◆ **AVAILABLE DATA**
==============================

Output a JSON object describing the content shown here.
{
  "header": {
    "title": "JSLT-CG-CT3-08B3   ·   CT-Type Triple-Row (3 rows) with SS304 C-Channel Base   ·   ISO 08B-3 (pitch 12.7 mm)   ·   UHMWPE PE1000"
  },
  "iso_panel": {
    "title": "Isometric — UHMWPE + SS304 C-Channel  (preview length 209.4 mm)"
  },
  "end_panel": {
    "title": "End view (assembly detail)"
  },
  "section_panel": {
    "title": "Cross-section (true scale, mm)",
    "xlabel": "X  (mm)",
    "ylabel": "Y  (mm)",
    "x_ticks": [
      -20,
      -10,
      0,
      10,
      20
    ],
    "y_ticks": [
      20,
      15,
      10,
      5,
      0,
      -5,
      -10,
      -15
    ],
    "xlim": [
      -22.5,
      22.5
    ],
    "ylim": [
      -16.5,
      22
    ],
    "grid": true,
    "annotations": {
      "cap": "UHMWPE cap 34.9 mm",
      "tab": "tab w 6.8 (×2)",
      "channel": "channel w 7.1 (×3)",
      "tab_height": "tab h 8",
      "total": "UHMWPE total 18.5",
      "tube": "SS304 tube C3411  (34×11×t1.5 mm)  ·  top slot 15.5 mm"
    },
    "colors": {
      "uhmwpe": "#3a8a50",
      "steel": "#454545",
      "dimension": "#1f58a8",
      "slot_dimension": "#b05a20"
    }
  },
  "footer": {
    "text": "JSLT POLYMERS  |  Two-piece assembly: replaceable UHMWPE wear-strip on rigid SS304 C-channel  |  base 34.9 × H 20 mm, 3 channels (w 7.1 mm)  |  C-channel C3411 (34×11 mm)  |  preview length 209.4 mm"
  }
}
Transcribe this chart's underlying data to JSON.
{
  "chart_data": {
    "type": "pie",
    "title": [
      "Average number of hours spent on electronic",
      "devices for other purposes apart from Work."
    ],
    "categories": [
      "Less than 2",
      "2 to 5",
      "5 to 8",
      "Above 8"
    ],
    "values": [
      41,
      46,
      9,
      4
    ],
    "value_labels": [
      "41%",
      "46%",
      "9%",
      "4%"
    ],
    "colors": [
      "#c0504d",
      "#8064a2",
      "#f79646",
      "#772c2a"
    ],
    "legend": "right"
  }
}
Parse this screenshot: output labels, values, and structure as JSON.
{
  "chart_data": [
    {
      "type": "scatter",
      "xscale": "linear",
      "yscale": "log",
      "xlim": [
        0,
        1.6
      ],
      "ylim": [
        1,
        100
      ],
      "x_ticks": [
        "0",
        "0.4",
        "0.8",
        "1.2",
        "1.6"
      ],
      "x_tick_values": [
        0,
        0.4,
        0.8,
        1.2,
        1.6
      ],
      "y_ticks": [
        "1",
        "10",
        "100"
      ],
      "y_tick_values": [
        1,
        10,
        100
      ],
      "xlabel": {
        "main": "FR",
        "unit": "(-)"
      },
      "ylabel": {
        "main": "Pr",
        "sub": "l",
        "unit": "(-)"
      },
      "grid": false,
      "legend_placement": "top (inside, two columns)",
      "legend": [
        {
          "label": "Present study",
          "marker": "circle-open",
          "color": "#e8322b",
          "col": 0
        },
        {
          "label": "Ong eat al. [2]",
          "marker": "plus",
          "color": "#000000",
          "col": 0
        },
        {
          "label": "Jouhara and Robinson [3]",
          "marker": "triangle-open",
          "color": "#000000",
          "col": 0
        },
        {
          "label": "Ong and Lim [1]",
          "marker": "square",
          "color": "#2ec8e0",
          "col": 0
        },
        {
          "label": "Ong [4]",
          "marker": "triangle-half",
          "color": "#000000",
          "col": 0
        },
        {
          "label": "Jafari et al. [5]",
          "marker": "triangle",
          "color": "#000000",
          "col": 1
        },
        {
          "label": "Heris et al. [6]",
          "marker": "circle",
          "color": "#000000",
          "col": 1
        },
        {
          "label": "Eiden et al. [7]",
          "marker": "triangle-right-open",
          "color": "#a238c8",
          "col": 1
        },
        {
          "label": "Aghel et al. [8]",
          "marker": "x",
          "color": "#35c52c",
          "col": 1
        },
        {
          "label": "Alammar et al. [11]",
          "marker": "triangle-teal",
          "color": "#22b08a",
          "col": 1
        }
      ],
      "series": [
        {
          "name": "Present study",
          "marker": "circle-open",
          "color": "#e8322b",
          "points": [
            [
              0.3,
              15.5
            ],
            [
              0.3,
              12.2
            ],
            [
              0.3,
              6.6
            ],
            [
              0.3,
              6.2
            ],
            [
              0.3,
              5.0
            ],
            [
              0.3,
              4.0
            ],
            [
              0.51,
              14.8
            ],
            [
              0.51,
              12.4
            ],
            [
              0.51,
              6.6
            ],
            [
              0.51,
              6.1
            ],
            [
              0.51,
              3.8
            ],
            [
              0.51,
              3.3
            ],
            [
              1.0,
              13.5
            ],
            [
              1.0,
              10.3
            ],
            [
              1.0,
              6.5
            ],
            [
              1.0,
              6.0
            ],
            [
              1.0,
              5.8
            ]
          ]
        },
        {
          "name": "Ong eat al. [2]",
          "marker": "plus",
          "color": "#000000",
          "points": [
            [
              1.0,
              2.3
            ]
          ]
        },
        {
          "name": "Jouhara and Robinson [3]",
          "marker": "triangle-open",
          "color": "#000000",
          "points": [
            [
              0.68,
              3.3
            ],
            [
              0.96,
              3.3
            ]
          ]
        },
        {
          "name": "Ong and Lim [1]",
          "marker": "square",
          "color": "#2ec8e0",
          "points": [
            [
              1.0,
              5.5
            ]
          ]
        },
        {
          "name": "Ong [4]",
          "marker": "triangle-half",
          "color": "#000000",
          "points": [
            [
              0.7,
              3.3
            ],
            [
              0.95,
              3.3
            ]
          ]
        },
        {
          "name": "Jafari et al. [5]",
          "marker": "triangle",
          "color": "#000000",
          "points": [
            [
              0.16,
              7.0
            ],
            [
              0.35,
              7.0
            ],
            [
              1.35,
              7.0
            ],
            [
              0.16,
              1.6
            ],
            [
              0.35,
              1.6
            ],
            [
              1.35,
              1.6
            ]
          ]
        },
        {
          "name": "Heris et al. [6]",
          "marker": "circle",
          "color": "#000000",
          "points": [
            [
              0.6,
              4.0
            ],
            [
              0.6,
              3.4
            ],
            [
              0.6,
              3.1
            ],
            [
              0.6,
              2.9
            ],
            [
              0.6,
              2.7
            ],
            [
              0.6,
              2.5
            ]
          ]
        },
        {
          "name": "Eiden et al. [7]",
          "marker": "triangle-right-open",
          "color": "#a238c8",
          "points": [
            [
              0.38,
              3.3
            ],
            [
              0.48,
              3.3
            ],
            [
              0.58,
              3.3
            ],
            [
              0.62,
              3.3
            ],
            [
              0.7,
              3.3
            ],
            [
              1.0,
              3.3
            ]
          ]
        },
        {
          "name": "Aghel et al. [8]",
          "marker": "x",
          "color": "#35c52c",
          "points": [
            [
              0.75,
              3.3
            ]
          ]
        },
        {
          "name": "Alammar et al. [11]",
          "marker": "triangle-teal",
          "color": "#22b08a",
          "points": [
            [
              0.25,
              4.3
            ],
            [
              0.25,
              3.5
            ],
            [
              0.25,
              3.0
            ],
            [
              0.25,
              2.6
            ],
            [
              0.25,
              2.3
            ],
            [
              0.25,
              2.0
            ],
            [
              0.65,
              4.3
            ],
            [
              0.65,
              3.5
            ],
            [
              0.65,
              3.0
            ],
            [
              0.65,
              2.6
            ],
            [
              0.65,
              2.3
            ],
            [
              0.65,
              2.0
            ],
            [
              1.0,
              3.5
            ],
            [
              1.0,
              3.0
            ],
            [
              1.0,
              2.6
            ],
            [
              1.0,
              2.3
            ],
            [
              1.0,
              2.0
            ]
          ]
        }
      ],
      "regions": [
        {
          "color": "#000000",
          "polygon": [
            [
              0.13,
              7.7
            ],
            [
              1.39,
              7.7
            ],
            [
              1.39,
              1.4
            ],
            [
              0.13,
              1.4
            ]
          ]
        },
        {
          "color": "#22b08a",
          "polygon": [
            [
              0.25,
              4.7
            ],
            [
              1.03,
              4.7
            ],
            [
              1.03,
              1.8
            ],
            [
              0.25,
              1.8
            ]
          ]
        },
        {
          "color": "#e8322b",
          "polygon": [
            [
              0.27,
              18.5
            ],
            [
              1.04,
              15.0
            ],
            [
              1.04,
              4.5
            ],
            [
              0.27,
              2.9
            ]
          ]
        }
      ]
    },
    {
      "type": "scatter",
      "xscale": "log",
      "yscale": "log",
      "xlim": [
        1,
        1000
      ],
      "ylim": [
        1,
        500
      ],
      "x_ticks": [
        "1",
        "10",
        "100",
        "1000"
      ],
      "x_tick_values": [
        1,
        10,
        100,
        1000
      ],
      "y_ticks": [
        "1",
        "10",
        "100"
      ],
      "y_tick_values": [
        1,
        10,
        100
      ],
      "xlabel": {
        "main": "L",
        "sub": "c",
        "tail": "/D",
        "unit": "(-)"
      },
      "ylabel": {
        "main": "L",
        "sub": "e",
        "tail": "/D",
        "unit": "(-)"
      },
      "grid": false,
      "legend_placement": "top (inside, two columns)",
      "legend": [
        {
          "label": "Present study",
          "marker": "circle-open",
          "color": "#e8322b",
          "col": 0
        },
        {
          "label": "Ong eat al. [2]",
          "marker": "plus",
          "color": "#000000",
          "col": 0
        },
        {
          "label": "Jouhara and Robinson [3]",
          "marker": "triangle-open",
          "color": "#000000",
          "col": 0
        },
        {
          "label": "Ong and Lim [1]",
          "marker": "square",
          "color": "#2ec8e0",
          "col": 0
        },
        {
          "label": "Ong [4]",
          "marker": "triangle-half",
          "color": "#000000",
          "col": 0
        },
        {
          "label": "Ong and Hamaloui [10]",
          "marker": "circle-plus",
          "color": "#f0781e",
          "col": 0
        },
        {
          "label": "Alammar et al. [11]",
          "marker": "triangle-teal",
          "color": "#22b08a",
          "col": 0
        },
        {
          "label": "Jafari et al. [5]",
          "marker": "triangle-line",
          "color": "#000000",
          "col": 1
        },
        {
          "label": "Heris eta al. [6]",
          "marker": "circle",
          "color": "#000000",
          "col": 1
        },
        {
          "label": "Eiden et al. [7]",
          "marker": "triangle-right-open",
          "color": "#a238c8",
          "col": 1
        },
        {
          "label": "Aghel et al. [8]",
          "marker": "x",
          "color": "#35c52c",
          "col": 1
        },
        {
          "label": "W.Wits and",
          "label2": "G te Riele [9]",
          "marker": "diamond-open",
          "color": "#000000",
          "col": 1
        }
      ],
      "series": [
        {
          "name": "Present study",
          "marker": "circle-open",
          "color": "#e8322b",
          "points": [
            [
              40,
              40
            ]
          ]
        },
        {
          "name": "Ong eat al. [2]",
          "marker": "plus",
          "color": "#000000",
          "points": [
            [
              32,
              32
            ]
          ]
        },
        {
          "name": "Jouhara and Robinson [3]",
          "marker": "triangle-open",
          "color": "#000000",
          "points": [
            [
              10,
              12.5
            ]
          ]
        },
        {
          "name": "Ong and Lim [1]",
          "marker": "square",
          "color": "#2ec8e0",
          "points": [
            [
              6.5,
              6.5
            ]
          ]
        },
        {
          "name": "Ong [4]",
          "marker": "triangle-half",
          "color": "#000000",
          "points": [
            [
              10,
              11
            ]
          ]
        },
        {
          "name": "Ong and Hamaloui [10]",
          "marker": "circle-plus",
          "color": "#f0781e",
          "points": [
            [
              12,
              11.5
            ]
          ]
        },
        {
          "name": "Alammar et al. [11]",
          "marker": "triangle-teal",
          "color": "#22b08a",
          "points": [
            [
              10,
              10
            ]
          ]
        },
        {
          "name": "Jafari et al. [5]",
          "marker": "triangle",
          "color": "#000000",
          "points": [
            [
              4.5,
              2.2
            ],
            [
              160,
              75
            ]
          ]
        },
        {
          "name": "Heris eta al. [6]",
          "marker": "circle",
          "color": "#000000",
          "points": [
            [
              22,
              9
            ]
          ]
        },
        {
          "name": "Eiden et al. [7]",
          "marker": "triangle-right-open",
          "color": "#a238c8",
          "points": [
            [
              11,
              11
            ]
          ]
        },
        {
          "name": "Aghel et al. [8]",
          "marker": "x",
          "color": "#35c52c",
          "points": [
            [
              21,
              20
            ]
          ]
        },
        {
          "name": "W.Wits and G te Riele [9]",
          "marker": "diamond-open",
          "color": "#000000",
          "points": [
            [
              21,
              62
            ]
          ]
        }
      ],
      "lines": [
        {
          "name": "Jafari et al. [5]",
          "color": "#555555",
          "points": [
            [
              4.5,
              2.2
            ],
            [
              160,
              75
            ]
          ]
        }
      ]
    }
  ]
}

==============================

◆ **TASK TO COMPLETE**
Find the lines with the string "Hamaloui" and reproduce them.

◆ **CORRECT RESULT**
          "label": "Ong and Hamaloui [10]",
          "name": "Ong and Hamaloui [10]",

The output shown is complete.